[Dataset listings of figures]
⁂
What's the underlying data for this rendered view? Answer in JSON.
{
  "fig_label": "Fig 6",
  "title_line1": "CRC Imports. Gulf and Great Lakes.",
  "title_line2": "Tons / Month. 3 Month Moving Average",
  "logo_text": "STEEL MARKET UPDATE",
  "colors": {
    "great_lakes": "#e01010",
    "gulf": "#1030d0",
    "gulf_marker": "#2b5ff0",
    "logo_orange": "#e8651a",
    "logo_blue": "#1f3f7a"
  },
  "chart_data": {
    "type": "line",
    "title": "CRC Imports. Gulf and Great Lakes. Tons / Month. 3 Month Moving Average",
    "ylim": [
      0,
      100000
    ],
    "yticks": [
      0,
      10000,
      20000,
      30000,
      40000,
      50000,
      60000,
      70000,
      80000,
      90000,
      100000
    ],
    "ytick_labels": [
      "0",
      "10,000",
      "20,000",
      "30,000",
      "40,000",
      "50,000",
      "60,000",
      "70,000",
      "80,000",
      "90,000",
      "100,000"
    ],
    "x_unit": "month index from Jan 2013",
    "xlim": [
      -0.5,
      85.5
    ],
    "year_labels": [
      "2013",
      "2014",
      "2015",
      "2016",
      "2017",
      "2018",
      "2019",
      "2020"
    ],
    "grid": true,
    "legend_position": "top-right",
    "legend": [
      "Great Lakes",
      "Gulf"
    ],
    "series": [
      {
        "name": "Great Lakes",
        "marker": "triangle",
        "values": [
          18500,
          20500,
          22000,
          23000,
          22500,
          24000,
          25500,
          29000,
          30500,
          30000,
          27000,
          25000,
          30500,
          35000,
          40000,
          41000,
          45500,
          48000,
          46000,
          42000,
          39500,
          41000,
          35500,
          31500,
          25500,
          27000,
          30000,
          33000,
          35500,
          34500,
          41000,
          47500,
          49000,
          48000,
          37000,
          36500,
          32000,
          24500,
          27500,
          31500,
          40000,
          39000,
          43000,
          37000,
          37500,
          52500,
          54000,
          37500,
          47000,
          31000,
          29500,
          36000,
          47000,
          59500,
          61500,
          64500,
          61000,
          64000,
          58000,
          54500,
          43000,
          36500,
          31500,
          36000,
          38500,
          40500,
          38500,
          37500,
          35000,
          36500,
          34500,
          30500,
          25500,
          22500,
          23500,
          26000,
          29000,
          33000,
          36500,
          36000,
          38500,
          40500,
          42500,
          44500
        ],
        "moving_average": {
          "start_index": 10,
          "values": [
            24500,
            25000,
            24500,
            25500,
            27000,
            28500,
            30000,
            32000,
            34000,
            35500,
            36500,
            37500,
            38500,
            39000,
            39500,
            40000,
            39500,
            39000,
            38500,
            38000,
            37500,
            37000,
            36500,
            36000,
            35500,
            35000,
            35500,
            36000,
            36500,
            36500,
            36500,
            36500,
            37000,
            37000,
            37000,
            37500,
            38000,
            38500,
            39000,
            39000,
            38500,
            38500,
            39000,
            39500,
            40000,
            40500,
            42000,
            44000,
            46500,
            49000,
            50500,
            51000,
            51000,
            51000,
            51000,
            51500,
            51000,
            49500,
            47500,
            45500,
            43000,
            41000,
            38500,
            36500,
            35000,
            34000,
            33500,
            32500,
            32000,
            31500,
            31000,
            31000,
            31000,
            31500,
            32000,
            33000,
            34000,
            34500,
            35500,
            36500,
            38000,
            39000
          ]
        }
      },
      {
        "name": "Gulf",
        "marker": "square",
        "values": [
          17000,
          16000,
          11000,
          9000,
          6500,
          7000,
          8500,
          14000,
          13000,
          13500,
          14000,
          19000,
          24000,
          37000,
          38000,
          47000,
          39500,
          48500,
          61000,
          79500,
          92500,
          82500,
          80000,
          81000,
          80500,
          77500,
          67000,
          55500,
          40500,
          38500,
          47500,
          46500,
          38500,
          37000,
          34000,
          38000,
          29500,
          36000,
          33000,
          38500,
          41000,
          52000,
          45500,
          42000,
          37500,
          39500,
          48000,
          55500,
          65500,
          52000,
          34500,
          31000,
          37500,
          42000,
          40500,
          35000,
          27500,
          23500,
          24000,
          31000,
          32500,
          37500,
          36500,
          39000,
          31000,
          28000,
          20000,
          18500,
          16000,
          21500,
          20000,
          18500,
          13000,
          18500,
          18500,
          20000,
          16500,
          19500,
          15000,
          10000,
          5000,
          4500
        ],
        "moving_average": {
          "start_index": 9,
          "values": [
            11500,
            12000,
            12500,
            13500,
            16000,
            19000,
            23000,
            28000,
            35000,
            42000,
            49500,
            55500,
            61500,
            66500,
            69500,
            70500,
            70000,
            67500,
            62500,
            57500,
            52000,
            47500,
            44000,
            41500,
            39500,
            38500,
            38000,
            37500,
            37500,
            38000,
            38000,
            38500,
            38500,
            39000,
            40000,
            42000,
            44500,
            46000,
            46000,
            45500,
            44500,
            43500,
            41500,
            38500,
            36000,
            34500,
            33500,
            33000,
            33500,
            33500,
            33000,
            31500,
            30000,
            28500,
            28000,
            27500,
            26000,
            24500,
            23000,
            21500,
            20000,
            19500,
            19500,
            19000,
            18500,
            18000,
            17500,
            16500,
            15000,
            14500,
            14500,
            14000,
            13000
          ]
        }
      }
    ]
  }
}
⁂
Restate the whole listing exactly, leaving out nothing.

What's the underlying data for this rendered view? Answer in JSON.
{
  "fig_label": "Fig 6",
  "title_line1": "CRC Imports. Gulf and Great Lakes.",
  "title_line2": "Tons / Month. 3 Month Moving Average",
  "logo_text": "STEEL MARKET UPDATE",
  "colors": {
    "great_lakes": "#e01010",
    "gulf": "#1030d0",
    "gulf_marker": "#2b5ff0",
    "logo_orange": "#e8651a",
    "logo_blue": "#1f3f7a"
  },
  "chart_data": {
    "type": "line",
    "title": "CRC Imports. Gulf and Great Lakes. Tons / Month. 3 Month Moving Average",
    "ylim": [
      0,
      100000
    ],
    "yticks": [
      0,
      10000,
      20000,
      30000,
      40000,
      50000,
      60000,
      70000,
      80000,
      90000,
      100000
    ],
    "ytick_labels": [
      "0",
      "10,000",
      "20,000",
      "30,000",
      "40,000",
      "50,000",
      "60,000",
      "70,000",
      "80,000",
      "90,000",
      "100,000"
    ],
    "x_unit": "month index from Jan 2013",
    "xlim": [
      -0.5,
      85.5
    ],
    "year_labels": [
      "2013",
      "2014",
      "2015",
      "2016",
      "2017",
      "2018",
      "2019",
      "2020"
    ],
    "grid": true,
    "legend_position": "top-right",
    "legend": [
      "Great Lakes",
      "Gulf"
    ],
    "series": [
      {
        "name": "Great Lakes",
        "marker": "triangle",
        "values": [
          18500,
          20500,
          22000,
          23000,
          22500,
          24000,
          25500,
          29000,
          30500,
          30000,
          27000,
          25000,
          30500,
          35000,
          40000,
          41000,
          45500,
          48000,
          46000,
          42000,
          39500,
          41000,
          35500,
          31500,
          25500,
          27000,
          30000,
          33000,
          35500,
          34500,
          41000,
          47500,
          49000,
          48000,
          37000,
          36500,
          32000,
          24500,
          27500,
          31500,
          40000,
          39000,
          43000,
          37000,
          37500,
          52500,
          54000,
          37500,
          47000,
          31000,
          29500,
          36000,
          47000,
          59500,
          61500,
          64500,
          61000,
          64000,
          58000,
          54500,
          43000,
          36500,
          31500,
          36000,
          38500,
          40500,
          38500,
          37500,
          35000,
          36500,
          34500,
          30500,
          25500,
          22500,
          23500,
          26000,
          29000,
          33000,
          36500,
          36000,
          38500,
          40500,
          42500,
          44500
        ],
        "moving_average": {
          "start_index": 10,
          "values": [
            24500,
            25000,
            24500,
            25500,
            27000,
            28500,
            30000,
            32000,
            34000,
            35500,
            36500,
            37500,
            38500,
            39000,
            39500,
            40000,
            39500,
            39000,
            38500,
            38000,
            37500,
            37000,
            36500,
            36000,
            35500,
            35000,
            35500,
            36000,
            36500,
            36500,
            36500,
            36500,
            37000,
            37000,
            37000,
            37500,
            38000,
            38500,
            39000,
            39000,
            38500,
            38500,
            39000,
            39500,
            40000,
            40500,
            42000,
            44000,
            46500,
            49000,
            50500,
            51000,
            51000,
            51000,
            51000,
            51500,
            51000,
            49500,
            47500,
            45500,
            43000,
            41000,
            38500,
            36500,
            35000,
            34000,
            33500,
            32500,
            32000,
            31500,
            31000,
            31000,
            31000,
            31500,
            32000,
            33000,
            34000,
            34500,
            35500,
            36500,
            38000,
            39000
          ]
        }
      },
      {
        "name": "Gulf",
        "marker": "square",
        "values": [
          17000,
          16000,
          11000,
          9000,
          6500,
          7000,
          8500,
          14000,
          13000,
          13500,
          14000,
          19000,
          24000,
          37000,
          38000,
          47000,
          39500,
          48500,
          61000,
          79500,
          92500,
          82500,
          80000,
          81000,
          80500,
          77500,
          67000,
          55500,
          40500,
          38500,
          47500,
          46500,
          38500,
          37000,
          34000,
          38000,
          29500,
          36000,
          33000,
          38500,
          41000,
          52000,
          45500,
          42000,
          37500,
          39500,
          48000,
          55500,
          65500,
          52000,
          34500,
          31000,
          37500,
          42000,
          40500,
          35000,
          27500,
          23500,
          24000,
          31000,
          32500,
          37500,
          36500,
          39000,
          31000,
          28000,
          20000,
          18500,
          16000,
          21500,
          20000,
          18500,
          13000,
          18500,
          18500,
          20000,
          16500,
          19500,
          15000,
          10000,
          5000,
          4500
        ],
        "moving_average": {
          "start_index": 9,
          "values": [
            11500,
            12000,
            12500,
            13500,
            16000,
            19000,
            23000,
            28000,
            35000,
            42000,
            49500,
            55500,
            61500,
            66500,
            69500,
            70500,
            70000,
            67500,
            62500,
            57500,
            52000,
            47500,
            44000,
            41500,
            39500,
            38500,
            38000,
            37500,
            37500,
            38000,
            38000,
            38500,
            38500,
            39000,
            40000,
            42000,
            44500,
            46000,
            46000,
            45500,
            44500,
            43500,
            41500,
            38500,
            36000,
            34500,
            33500,
            33000,
            33500,
            33500,
            33000,
            31500,
            30000,
            28500,
            28000,
            27500,
            26000,
            24500,
            23000,
            21500,
            20000,
            19500,
            19500,
            19000,
            18500,
            18000,
            17500,
            16500,
            15000,
            14500,
            14500,
            14000,
            13000
          ]
        }
      }
    ]
  }
}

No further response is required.